## Task prompt
Repeat every line exactly, keeping the pictures out of the copy.

## Supplied data
[BEGIN]

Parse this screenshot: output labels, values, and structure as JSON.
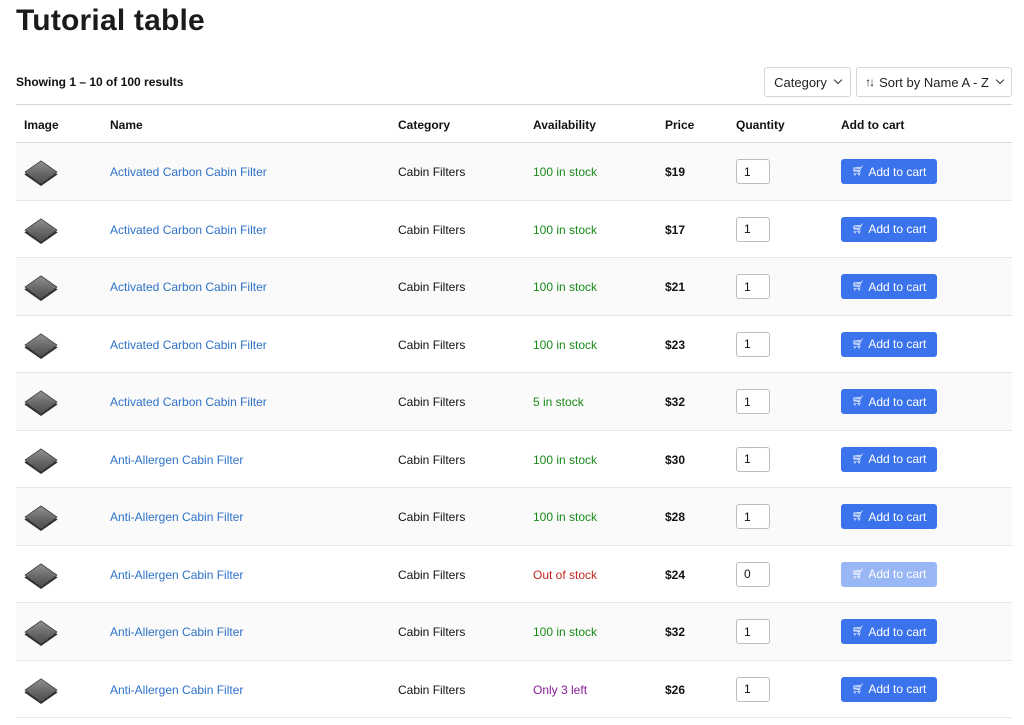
{
  "title": "Tutorial table",
  "results_text": "Showing 1 – 10 of 100 results",
  "filters": {
    "category_label": "Category",
    "sort_label": "Sort by Name A - Z"
  },
  "columns": {
    "image": "Image",
    "name": "Name",
    "category": "Category",
    "availability": "Availability",
    "price": "Price",
    "quantity": "Quantity",
    "add_to_cart": "Add to cart"
  },
  "colors": {
    "link": "#2e72c8",
    "in_stock": "#1a8a1a",
    "out_of_stock": "#c0271f",
    "low_stock": "#8a1a9a",
    "button": "#3b73ec",
    "button_disabled": "#9ab7f5"
  },
  "rows": [
    {
      "name": "Activated Carbon Cabin Filter",
      "category": "Cabin Filters",
      "availability": "100 in stock",
      "status": "green",
      "price": "$19",
      "quantity": "1",
      "button": "Add to cart",
      "enabled": true,
      "icon": "cabin-filter-image"
    },
    {
      "name": "Activated Carbon Cabin Filter",
      "category": "Cabin Filters",
      "availability": "100 in stock",
      "status": "green",
      "price": "$17",
      "quantity": "1",
      "button": "Add to cart",
      "enabled": true,
      "icon": "cabin-filter-image"
    },
    {
      "name": "Activated Carbon Cabin Filter",
      "category": "Cabin Filters",
      "availability": "100 in stock",
      "status": "green",
      "price": "$21",
      "quantity": "1",
      "button": "Add to cart",
      "enabled": true,
      "icon": "cabin-filter-image"
    },
    {
      "name": "Activated Carbon Cabin Filter",
      "category": "Cabin Filters",
      "availability": "100 in stock",
      "status": "green",
      "price": "$23",
      "quantity": "1",
      "button": "Add to cart",
      "enabled": true,
      "icon": "cabin-filter-image"
    },
    {
      "name": "Activated Carbon Cabin Filter",
      "category": "Cabin Filters",
      "availability": "5 in stock",
      "status": "green",
      "price": "$32",
      "quantity": "1",
      "button": "Add to cart",
      "enabled": true,
      "icon": "cabin-filter-image"
    },
    {
      "name": "Anti-Allergen Cabin Filter",
      "category": "Cabin Filters",
      "availability": "100 in stock",
      "status": "green",
      "price": "$30",
      "quantity": "1",
      "button": "Add to cart",
      "enabled": true,
      "icon": "cabin-filter-image"
    },
    {
      "name": "Anti-Allergen Cabin Filter",
      "category": "Cabin Filters",
      "availability": "100 in stock",
      "status": "green",
      "price": "$28",
      "quantity": "1",
      "button": "Add to cart",
      "enabled": true,
      "icon": "cabin-filter-image"
    },
    {
      "name": "Anti-Allergen Cabin Filter",
      "category": "Cabin Filters",
      "availability": "Out of stock",
      "status": "red",
      "price": "$24",
      "quantity": "0",
      "button": "Add to cart",
      "enabled": false,
      "icon": "cabin-filter-image"
    },
    {
      "name": "Anti-Allergen Cabin Filter",
      "category": "Cabin Filters",
      "availability": "100 in stock",
      "status": "green",
      "price": "$32",
      "quantity": "1",
      "button": "Add to cart",
      "enabled": true,
      "icon": "cabin-filter-image"
    },
    {
      "name": "Anti-Allergen Cabin Filter",
      "category": "Cabin Filters",
      "availability": "Only 3 left",
      "status": "purple",
      "price": "$26",
      "quantity": "1",
      "button": "Add to cart",
      "enabled": true,
      "icon": "cabin-filter-image"
    }
  ]
}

[END]

## Task response
Parse this screenshot: output labels, values, and structure as JSON.
{
  "title": "Tutorial table",
  "results_text": "Showing 1 – 10 of 100 results",
  "filters": {
    "category_label": "Category",
    "sort_label": "Sort by Name A - Z"
  },
  "columns": {
    "image": "Image",
    "name": "Name",
    "category": "Category",
    "availability": "Availability",
    "price": "Price",
    "quantity": "Quantity",
    "add_to_cart": "Add to cart"
  },
  "colors": {
    "link": "#2e72c8",
    "in_stock": "#1a8a1a",
    "out_of_stock": "#c0271f",
    "low_stock": "#8a1a9a",
    "button": "#3b73ec",
    "button_disabled": "#9ab7f5"
  },
  "rows": [
    {
      "name": "Activated Carbon Cabin Filter",
      "category": "Cabin Filters",
      "availability": "100 in stock",
      "status": "green",
      "price": "$19",
      "quantity": "1",
      "button": "Add to cart",
      "enabled": true,
      "icon": "cabin-filter-image"
    },
    {
      "name": "Activated Carbon Cabin Filter",
      "category": "Cabin Filters",
      "availability": "100 in stock",
      "status": "green",
      "price": "$17",
      "quantity": "1",
      "button": "Add to cart",
      "enabled": true,
      "icon": "cabin-filter-image"
    },
    {
      "name": "Activated Carbon Cabin Filter",
      "category": "Cabin Filters",
      "availability": "100 in stock",
      "status": "green",
      "price": "$21",
      "quantity": "1",
      "button": "Add to cart",
      "enabled": true,
      "icon": "cabin-filter-image"
    },
    {
      "name": "Activated Carbon Cabin Filter",
      "category": "Cabin Filters",
      "availability": "100 in stock",
      "status": "green",
      "price": "$23",
      "quantity": "1",
      "button": "Add to cart",
      "enabled": true,
      "icon": "cabin-filter-image"
    },
    {
      "name": "Activated Carbon Cabin Filter",
      "category": "Cabin Filters",
      "availability": "5 in stock",
      "status": "green",
      "price": "$32",
      "quantity": "1",
      "button": "Add to cart",
      "enabled": true,
      "icon": "cabin-filter-image"
    },
    {
      "name": "Anti-Allergen Cabin Filter",
      "category": "Cabin Filters",
      "availability": "100 in stock",
      "status": "green",
      "price": "$30",
      "quantity": "1",
      "button": "Add to cart",
      "enabled": true,
      "icon": "cabin-filter-image"
    },
    {
      "name": "Anti-Allergen Cabin Filter",
      "category": "Cabin Filters",
      "availability": "100 in stock",
      "status": "green",
      "price": "$28",
      "quantity": "1",
      "button": "Add to cart",
      "enabled": true,
      "icon": "cabin-filter-image"
    },
    {
      "name": "Anti-Allergen Cabin Filter",
      "category": "Cabin Filters",
      "availability": "Out of stock",
      "status": "red",
      "price": "$24",
      "quantity": "0",
      "button": "Add to cart",
      "enabled": false,
      "icon": "cabin-filter-image"
    },
    {
      "name": "Anti-Allergen Cabin Filter",
      "category": "Cabin Filters",
      "availability": "100 in stock",
      "status": "green",
      "price": "$32",
      "quantity": "1",
      "button": "Add to cart",
      "enabled": true,
      "icon": "cabin-filter-image"
    },
    {
      "name": "Anti-Allergen Cabin Filter",
      "category": "Cabin Filters",
      "availability": "Only 3 left",
      "status": "purple",
      "price": "$26",
      "quantity": "1",
      "button": "Add to cart",
      "enabled": true,
      "icon": "cabin-filter-image"
    }
  ]
}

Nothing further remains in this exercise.